Exercise requirements
Report how many lines hold the string "Name". Give the number and nothing else.

Data extract
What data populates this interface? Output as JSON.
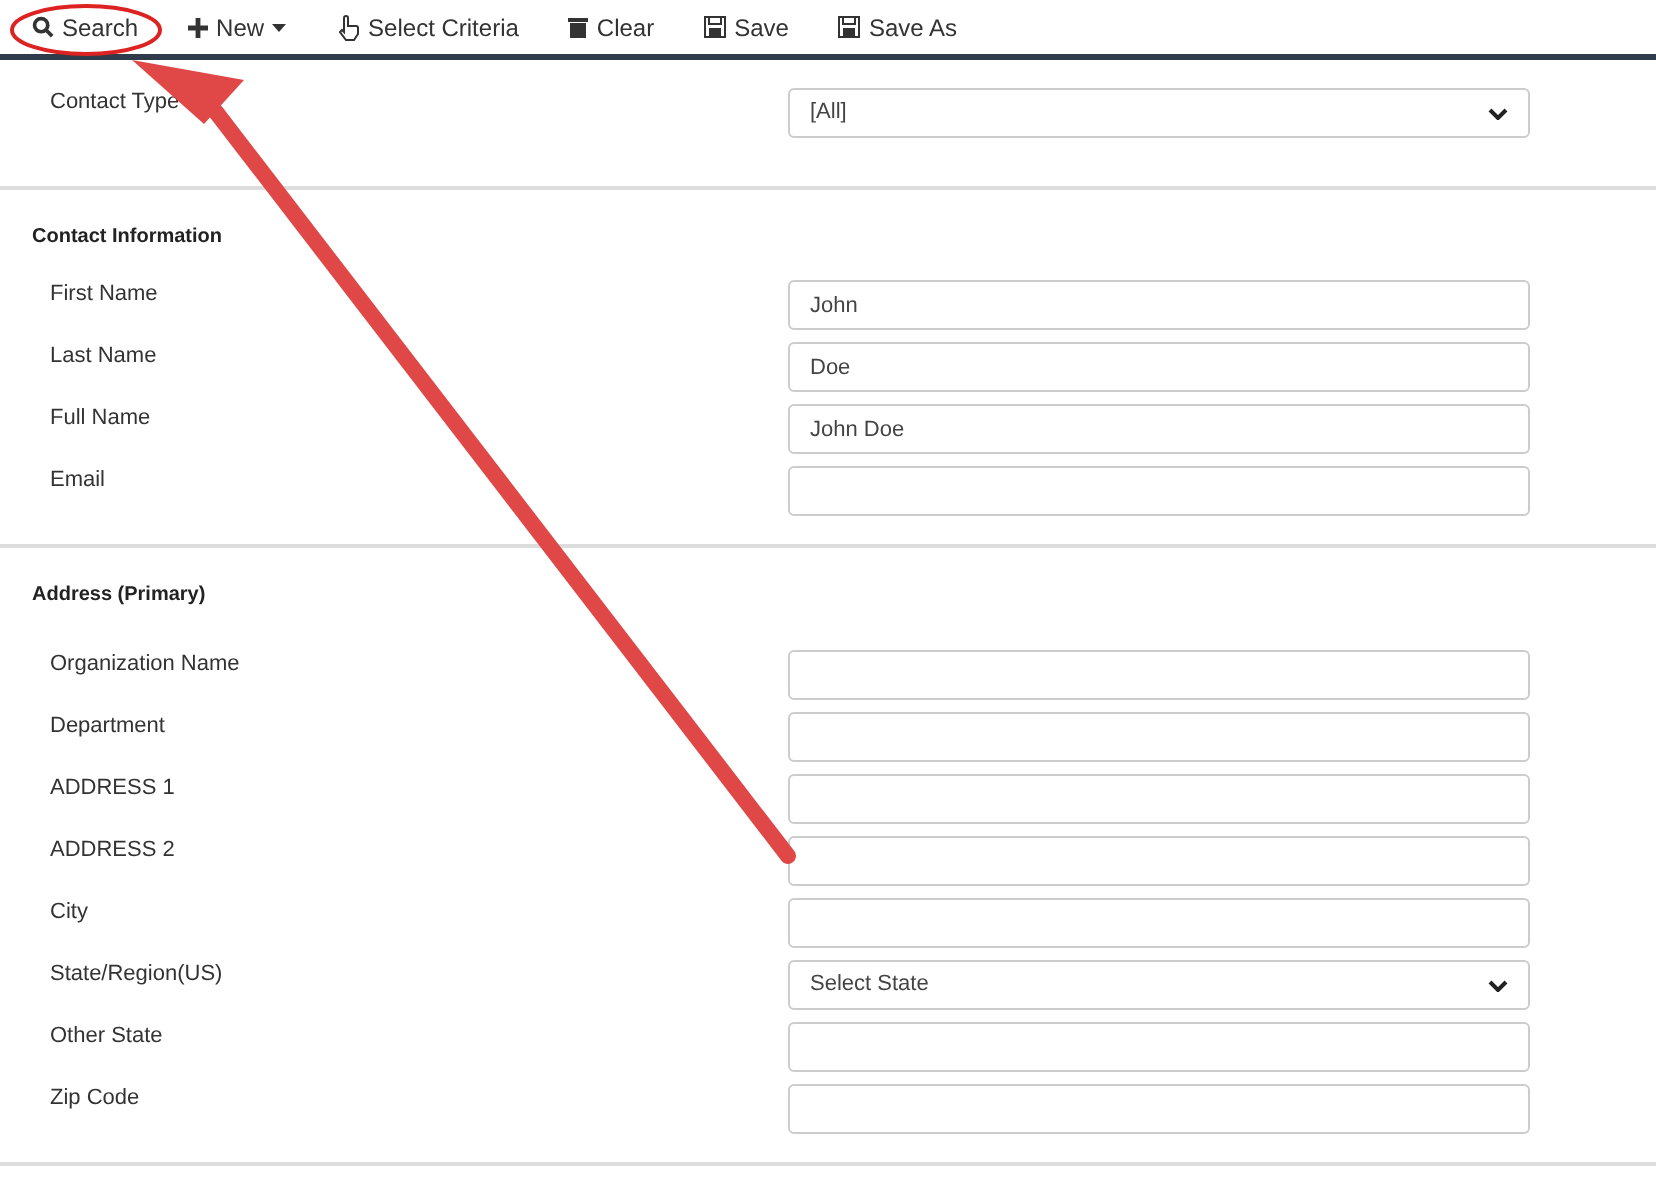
{
  "toolbar": [
    {
      "label": "Search",
      "has_menu": false
    },
    {
      "label": "New",
      "has_menu": true
    },
    {
      "label": "Select Criteria",
      "has_menu": false
    },
    {
      "label": "Clear",
      "has_menu": false
    },
    {
      "label": "Save",
      "has_menu": false
    },
    {
      "label": "Save As",
      "has_menu": false
    }
  ],
  "sections": [
    {
      "fields": [
        {
          "label": "Contact Type",
          "kind": "select",
          "value": "[All]"
        }
      ]
    },
    {
      "title": "Contact Information",
      "fields": [
        {
          "label": "First Name",
          "kind": "text",
          "value": "John"
        },
        {
          "label": "Last Name",
          "kind": "text",
          "value": "Doe"
        },
        {
          "label": "Full Name",
          "kind": "text",
          "value": "John Doe"
        },
        {
          "label": "Email",
          "kind": "text"
        }
      ]
    },
    {
      "title": "Address (Primary)",
      "fields": [
        {
          "label": "Organization Name",
          "kind": "text"
        },
        {
          "label": "Department",
          "kind": "text"
        },
        {
          "label": "ADDRESS 1",
          "kind": "text"
        },
        {
          "label": "ADDRESS 2",
          "kind": "text"
        },
        {
          "label": "City",
          "kind": "text"
        },
        {
          "label": "State/Region(US)",
          "kind": "select",
          "value": "Select State"
        },
        {
          "label": "Other State",
          "kind": "text"
        },
        {
          "label": "Zip Code",
          "kind": "text"
        }
      ]
    }
  ]
}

Answer
4